» GIVEN PROBLEM A:
Reproduce the listing line for line, starting at its first line and ending at the line containing "x-tick-label: 2: [118, 450, 127, 466]", with both of those lines included.
* begin SELECTED PASSAGE *
Moody's changes PBF's outlook to positive

24 Jan 2019

NOTE: On January 25, 2019, the press release was corrected as follows: In the debt list, under affirmations for PBF Holding Company LLC, the reference to senior secured notes was removed. Revised release follows.

New York, January 24, 2019 -- Moody's Investors Service ("Moody's") changed PBF Holding Company LLC's (PBF) outlook to positive from stable. Moody's also affirmed its Ba3 Corporate Family Rating (CFR), Ba3-PD Probability of Default Rating and SGL-3 short term liquidity rating.

At the same time, Moody's affirmed PBF Logistics LP's (PBFX) B1 CFR, B1-PD Probability of Default Rating and SGL-2 short term liquidity rating. PBFX's outlook remains stable.

Affirmations:

..Issuer: PBF Holding Company LLC

.... Probability of Default Rating, Affirmed Ba3-PD

.... Speculative Grade Liquidity Rating, Affirmed SGL-3

.... Corporate Family Rating, Affirmed Ba3

....Senior Unsecured Notes, Affirmed B1 (LGD5)

..Issuer: PBF Logistics LP

.... Probability of Default Rating, Affirmed B1-PD

.... Speculative Grade Liquidity Rating, Affirmed SGL-2

.... Corporate Family Rating, Affirmed B1

....Senior Unsecured Notes, Affirmed B2 (LGD5)

Outlook Actions:

..Issuer: PBF Holding Company LLC

....Outlook, Changed To Positive From Stable

..Issuer: PBF Logistics LP

....Outlook, Remains Stable

RATINGS RATIONALE

The change of PBF's rating outlook to positive reflects expected on-going improvement in the company's operating performance, backed by investment to improve the reliability of assets, that should lead to improved cash flow generation.

PBF manages an elevated debt level accumulated as a result of acquisitions. Shareholder distributions, together with sizable working capital movements driven by volatile oil prices, as well as sizable capital spending, will limit debt reduction opportunities in the near term. Moody's therefore expects deleveraging to be driven by organic improvement in operating cash flows. The Ba3 CFR is supported by the significant size of its operations and relatively high complexity of PBF's refineries.

PBF's ratings may be upgraded if the company demonstrates improved profitability and cash flow generation and balanced distributions to shareholders, such that it is able to maintain a consistently neutral FCF position and RCF/debt above 25%.

Weaker operating performance or increased distributions to shareholders, leading to RCF/debt declining below 15%, as well as weaker liquidity, including as a result of larger working capital outflows or one-off events, such as a termination of the inventory intermediation agreements, may lead to the downgrade of PBF's Ba3 ratings.
* end SELECTED PASSAGE *
* begin GIVEN DATA *
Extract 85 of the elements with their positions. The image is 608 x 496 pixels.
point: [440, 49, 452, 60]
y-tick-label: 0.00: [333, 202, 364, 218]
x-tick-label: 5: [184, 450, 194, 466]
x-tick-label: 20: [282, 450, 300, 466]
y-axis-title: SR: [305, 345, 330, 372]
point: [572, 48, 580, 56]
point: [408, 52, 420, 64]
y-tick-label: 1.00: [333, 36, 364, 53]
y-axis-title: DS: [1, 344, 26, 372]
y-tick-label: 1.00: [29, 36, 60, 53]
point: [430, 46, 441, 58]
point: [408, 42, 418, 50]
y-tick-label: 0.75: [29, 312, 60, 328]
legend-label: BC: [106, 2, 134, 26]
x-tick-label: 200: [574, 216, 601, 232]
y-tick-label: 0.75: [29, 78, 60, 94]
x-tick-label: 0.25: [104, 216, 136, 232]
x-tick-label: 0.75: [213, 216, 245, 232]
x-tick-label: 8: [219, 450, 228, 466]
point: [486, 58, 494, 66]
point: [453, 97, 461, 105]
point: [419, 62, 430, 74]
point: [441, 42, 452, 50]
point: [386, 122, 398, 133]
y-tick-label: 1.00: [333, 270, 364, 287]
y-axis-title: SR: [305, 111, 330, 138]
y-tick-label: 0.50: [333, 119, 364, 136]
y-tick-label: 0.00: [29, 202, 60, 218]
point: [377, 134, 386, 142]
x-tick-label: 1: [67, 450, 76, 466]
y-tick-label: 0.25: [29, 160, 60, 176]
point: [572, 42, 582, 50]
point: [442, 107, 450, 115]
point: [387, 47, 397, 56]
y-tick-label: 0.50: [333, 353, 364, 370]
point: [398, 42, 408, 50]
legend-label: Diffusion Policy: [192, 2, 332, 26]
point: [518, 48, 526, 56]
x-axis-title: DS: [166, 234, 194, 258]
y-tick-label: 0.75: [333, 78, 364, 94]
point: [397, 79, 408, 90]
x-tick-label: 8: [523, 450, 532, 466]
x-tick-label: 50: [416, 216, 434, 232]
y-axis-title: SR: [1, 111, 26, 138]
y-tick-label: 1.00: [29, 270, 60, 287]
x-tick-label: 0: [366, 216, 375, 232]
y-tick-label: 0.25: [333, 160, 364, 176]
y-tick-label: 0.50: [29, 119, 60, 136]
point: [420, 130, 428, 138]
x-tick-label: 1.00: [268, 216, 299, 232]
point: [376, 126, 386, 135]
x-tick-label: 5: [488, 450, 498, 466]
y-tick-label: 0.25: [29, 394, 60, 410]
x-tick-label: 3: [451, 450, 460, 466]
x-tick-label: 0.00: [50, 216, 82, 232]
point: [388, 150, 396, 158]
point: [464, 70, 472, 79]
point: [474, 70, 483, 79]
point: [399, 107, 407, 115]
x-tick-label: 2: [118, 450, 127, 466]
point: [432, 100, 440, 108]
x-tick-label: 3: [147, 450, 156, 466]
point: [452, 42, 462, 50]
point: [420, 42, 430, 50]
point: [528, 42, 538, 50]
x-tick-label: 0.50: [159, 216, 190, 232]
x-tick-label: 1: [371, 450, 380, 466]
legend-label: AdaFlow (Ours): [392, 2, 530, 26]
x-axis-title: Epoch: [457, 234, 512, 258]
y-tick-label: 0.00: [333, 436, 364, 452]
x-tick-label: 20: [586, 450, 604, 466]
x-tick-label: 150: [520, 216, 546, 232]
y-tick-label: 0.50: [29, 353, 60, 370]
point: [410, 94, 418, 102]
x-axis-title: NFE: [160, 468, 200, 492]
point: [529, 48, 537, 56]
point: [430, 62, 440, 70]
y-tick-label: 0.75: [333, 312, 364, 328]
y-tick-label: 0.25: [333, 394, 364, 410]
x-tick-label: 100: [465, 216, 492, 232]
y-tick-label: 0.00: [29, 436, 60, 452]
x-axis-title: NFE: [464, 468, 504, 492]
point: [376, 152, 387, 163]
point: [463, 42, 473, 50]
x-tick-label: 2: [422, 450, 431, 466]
* end GIVEN DATA *
» GIVEN PROBLEM B:
Continue the press release on Moody's outlook change for PBF from its last sentence.

» TASK ANSWER A:
Extract 85 of the elements with their positions. The image is 608 x 496 pixels.
point: [440, 49, 452, 60]
y-tick-label: 0.00: [333, 202, 364, 218]
x-tick-label: 5: [184, 450, 194, 466]
x-tick-label: 20: [282, 450, 300, 466]
y-axis-title: SR: [305, 345, 330, 372]
point: [572, 48, 580, 56]
point: [408, 52, 420, 64]
y-tick-label: 1.00: [333, 36, 364, 53]
y-axis-title: DS: [1, 344, 26, 372]
y-tick-label: 1.00: [29, 36, 60, 53]
point: [430, 46, 441, 58]
point: [408, 42, 418, 50]
y-tick-label: 0.75: [29, 312, 60, 328]
legend-label: BC: [106, 2, 134, 26]
x-tick-label: 200: [574, 216, 601, 232]
y-tick-label: 0.75: [29, 78, 60, 94]
x-tick-label: 0.25: [104, 216, 136, 232]
x-tick-label: 0.75: [213, 216, 245, 232]
x-tick-label: 8: [219, 450, 228, 466]
point: [486, 58, 494, 66]
point: [453, 97, 461, 105]
point: [419, 62, 430, 74]
point: [441, 42, 452, 50]
point: [386, 122, 398, 133]
y-tick-label: 1.00: [333, 270, 364, 287]
y-axis-title: SR: [305, 111, 330, 138]
y-tick-label: 0.50: [333, 119, 364, 136]
y-tick-label: 0.00: [29, 202, 60, 218]
point: [377, 134, 386, 142]
x-tick-label: 1: [67, 450, 76, 466]
y-tick-label: 0.25: [29, 160, 60, 176]
point: [572, 42, 582, 50]
point: [442, 107, 450, 115]
point: [387, 47, 397, 56]
y-tick-label: 0.50: [333, 353, 364, 370]
point: [398, 42, 408, 50]
legend-label: Diffusion Policy: [192, 2, 332, 26]
point: [518, 48, 526, 56]
x-axis-title: DS: [166, 234, 194, 258]
y-tick-label: 0.75: [333, 78, 364, 94]
point: [397, 79, 408, 90]
x-tick-label: 8: [523, 450, 532, 466]
x-tick-label: 50: [416, 216, 434, 232]
y-axis-title: SR: [1, 111, 26, 138]
y-tick-label: 1.00: [29, 270, 60, 287]
x-tick-label: 0: [366, 216, 375, 232]
y-tick-label: 0.25: [333, 160, 364, 176]
y-tick-label: 0.50: [29, 119, 60, 136]
point: [420, 130, 428, 138]
x-tick-label: 1.00: [268, 216, 299, 232]
point: [376, 126, 386, 135]
x-tick-label: 5: [488, 450, 498, 466]
y-tick-label: 0.25: [29, 394, 60, 410]
x-tick-label: 3: [451, 450, 460, 466]
x-tick-label: 0.00: [50, 216, 82, 232]
point: [388, 150, 396, 158]
point: [464, 70, 472, 79]
point: [474, 70, 483, 79]
point: [399, 107, 407, 115]
x-tick-label: 2: [118, 450, 127, 466]

» TASK ANSWER B:
PBF maintains adequate liquidity reflected in its SGL-3 short term liquidity rating. This assessment is materially supported by the expectation that the company will continue to have good access to credit from its trading partners. As with any refining business, PBF relies on external liquidity sources to fund its sizable working capital requirements. PBF needs to finance a significant inventory of crude oil, intermediaries and refined products. We expect PBF's working capital requirements will rise in 2019, as the company plans to implement three turnaround programs.

As of September 2018, PBF reported $1 billion in balance sheet cash and had $2.2 billion available under its ABL facility. The revolver due May 2023 has a total commitment of $3.4 billion, but the borrowing base was estimated by the company to be around $3.2 billion at the end of september 2018, which is the amount that governs the maximum utilization of the facility. The ABL credit facility has a single financial maintenance covenant, a minimum fixed charge coverage ratio of 1x, applicable only when availability drops under certain levels.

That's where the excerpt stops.